(Brief) Copy each line in the data that includes the word "name".

- - - - - - -

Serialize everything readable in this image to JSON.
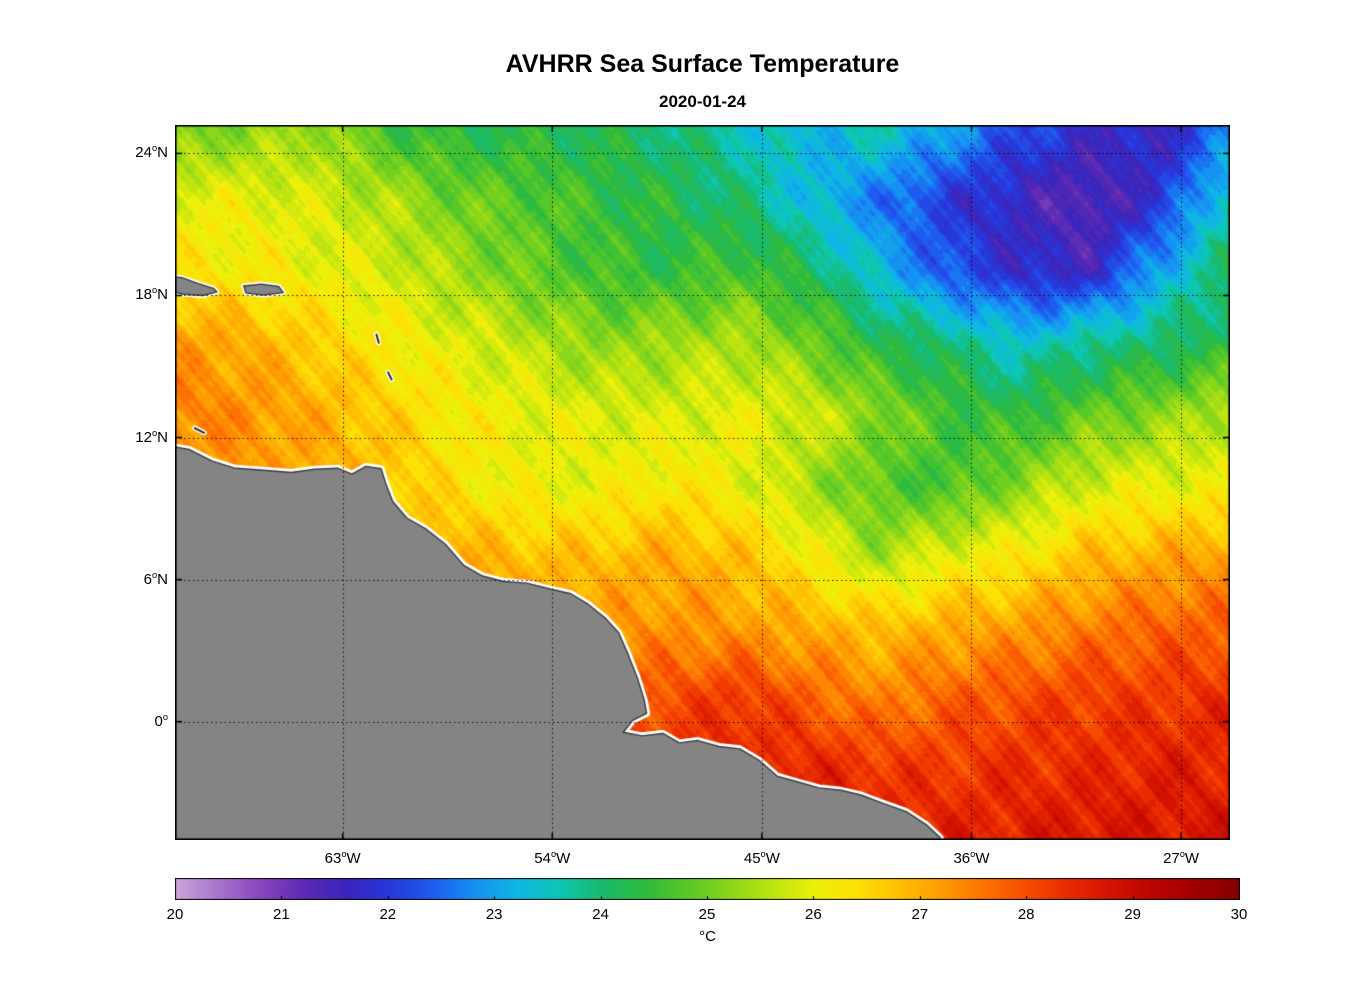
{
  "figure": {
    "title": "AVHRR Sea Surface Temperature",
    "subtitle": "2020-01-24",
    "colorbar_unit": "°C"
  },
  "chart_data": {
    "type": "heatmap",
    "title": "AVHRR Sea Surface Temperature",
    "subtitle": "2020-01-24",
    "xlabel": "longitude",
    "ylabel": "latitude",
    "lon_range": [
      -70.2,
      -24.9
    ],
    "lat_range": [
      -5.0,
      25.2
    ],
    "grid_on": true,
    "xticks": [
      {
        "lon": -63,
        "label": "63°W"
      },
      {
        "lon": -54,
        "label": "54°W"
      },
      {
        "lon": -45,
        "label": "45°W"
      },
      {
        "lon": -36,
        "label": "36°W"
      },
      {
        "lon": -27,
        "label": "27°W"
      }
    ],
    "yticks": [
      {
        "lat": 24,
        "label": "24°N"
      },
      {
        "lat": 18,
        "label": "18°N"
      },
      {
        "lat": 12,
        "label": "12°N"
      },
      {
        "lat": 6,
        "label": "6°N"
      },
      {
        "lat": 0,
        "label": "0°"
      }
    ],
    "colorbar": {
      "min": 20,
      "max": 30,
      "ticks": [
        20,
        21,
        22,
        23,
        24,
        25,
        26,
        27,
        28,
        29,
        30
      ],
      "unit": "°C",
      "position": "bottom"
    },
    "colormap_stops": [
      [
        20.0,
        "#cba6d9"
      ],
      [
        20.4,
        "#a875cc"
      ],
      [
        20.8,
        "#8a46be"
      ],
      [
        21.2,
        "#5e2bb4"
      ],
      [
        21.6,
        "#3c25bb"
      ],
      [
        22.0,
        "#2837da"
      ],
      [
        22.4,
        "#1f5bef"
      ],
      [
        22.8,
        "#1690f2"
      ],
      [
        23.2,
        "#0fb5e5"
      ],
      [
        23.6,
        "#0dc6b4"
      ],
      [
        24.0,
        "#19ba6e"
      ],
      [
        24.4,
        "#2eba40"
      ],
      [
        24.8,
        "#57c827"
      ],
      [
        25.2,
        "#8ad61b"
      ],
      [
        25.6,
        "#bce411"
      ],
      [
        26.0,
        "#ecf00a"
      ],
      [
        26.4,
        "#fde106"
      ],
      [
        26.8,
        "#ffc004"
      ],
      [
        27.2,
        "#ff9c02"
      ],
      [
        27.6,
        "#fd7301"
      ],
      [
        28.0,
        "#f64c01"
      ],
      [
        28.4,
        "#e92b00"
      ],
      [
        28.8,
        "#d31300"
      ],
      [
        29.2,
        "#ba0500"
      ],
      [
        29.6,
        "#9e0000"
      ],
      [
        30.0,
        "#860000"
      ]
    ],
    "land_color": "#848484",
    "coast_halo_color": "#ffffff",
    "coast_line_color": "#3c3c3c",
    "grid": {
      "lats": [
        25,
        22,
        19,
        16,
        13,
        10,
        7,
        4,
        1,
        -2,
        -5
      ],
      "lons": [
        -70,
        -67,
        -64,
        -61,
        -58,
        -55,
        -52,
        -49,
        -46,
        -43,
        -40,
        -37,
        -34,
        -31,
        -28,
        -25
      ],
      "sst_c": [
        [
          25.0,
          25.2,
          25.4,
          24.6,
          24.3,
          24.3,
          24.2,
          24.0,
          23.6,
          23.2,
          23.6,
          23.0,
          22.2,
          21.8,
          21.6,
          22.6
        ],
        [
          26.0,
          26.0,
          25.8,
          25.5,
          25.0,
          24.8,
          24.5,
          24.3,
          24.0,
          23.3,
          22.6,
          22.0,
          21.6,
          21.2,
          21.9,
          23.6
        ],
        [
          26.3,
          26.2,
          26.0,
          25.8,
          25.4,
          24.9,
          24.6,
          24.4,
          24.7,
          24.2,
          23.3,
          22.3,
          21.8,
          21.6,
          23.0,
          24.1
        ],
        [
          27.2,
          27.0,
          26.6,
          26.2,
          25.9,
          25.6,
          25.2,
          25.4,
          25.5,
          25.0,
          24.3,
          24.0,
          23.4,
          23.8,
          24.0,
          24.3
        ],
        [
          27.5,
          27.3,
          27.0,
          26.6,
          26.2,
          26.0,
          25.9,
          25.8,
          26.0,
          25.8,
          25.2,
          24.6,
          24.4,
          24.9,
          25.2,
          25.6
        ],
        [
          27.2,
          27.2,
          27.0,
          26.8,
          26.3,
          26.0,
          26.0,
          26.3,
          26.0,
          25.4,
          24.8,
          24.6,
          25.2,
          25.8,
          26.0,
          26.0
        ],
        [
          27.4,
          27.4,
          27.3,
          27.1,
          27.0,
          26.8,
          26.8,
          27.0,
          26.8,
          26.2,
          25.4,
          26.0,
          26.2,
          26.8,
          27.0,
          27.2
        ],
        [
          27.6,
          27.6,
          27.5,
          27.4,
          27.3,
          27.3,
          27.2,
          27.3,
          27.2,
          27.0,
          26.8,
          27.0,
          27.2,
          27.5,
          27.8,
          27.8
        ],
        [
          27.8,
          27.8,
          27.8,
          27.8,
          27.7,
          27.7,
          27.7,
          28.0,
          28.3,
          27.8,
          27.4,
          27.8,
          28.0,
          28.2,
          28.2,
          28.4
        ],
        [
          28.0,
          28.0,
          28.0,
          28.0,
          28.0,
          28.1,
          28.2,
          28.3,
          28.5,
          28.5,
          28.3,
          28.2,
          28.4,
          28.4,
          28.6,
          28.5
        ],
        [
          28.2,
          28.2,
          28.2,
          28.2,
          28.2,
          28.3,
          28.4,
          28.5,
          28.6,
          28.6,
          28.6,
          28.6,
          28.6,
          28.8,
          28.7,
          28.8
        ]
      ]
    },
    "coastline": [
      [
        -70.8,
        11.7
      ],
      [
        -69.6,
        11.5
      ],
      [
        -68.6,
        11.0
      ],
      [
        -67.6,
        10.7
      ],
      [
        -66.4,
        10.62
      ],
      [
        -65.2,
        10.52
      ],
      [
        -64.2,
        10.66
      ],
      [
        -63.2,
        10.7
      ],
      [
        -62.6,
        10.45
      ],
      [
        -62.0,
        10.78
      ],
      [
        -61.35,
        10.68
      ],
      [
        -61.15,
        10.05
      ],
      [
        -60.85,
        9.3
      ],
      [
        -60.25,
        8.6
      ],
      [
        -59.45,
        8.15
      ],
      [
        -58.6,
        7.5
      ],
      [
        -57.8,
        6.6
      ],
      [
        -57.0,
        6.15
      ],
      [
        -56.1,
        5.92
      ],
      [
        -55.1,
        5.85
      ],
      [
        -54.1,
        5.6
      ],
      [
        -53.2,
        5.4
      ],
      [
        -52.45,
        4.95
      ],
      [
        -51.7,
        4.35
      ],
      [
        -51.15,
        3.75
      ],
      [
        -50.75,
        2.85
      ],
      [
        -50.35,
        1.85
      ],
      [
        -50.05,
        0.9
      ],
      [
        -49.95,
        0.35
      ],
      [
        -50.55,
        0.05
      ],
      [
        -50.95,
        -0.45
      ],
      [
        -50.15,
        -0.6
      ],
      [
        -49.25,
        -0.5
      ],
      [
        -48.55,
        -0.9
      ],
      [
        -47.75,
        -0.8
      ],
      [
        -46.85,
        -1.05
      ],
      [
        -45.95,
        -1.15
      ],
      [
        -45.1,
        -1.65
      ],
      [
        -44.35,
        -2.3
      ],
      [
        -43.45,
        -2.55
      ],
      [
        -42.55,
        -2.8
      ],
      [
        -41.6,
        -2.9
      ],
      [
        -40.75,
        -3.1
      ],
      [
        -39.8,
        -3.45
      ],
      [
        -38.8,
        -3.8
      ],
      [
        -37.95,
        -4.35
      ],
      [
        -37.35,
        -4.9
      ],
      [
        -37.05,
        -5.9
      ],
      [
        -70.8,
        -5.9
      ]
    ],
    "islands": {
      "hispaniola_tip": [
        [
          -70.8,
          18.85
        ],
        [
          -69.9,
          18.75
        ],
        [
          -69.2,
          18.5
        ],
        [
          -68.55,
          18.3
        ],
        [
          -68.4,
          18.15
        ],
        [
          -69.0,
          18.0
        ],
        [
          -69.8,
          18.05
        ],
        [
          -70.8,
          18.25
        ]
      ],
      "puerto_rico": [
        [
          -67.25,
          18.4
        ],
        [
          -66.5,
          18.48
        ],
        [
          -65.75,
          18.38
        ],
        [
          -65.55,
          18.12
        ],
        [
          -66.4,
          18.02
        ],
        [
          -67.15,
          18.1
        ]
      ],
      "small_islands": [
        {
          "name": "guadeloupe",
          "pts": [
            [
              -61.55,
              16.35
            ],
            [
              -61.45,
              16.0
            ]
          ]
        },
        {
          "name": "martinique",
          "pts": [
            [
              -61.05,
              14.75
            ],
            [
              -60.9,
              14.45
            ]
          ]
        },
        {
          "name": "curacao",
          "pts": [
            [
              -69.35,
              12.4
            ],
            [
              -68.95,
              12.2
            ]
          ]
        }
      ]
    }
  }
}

- - - - - - -

(Response to this exercise)
          "name": "guadeloupe",
          "name": "martinique",
          "name": "curacao",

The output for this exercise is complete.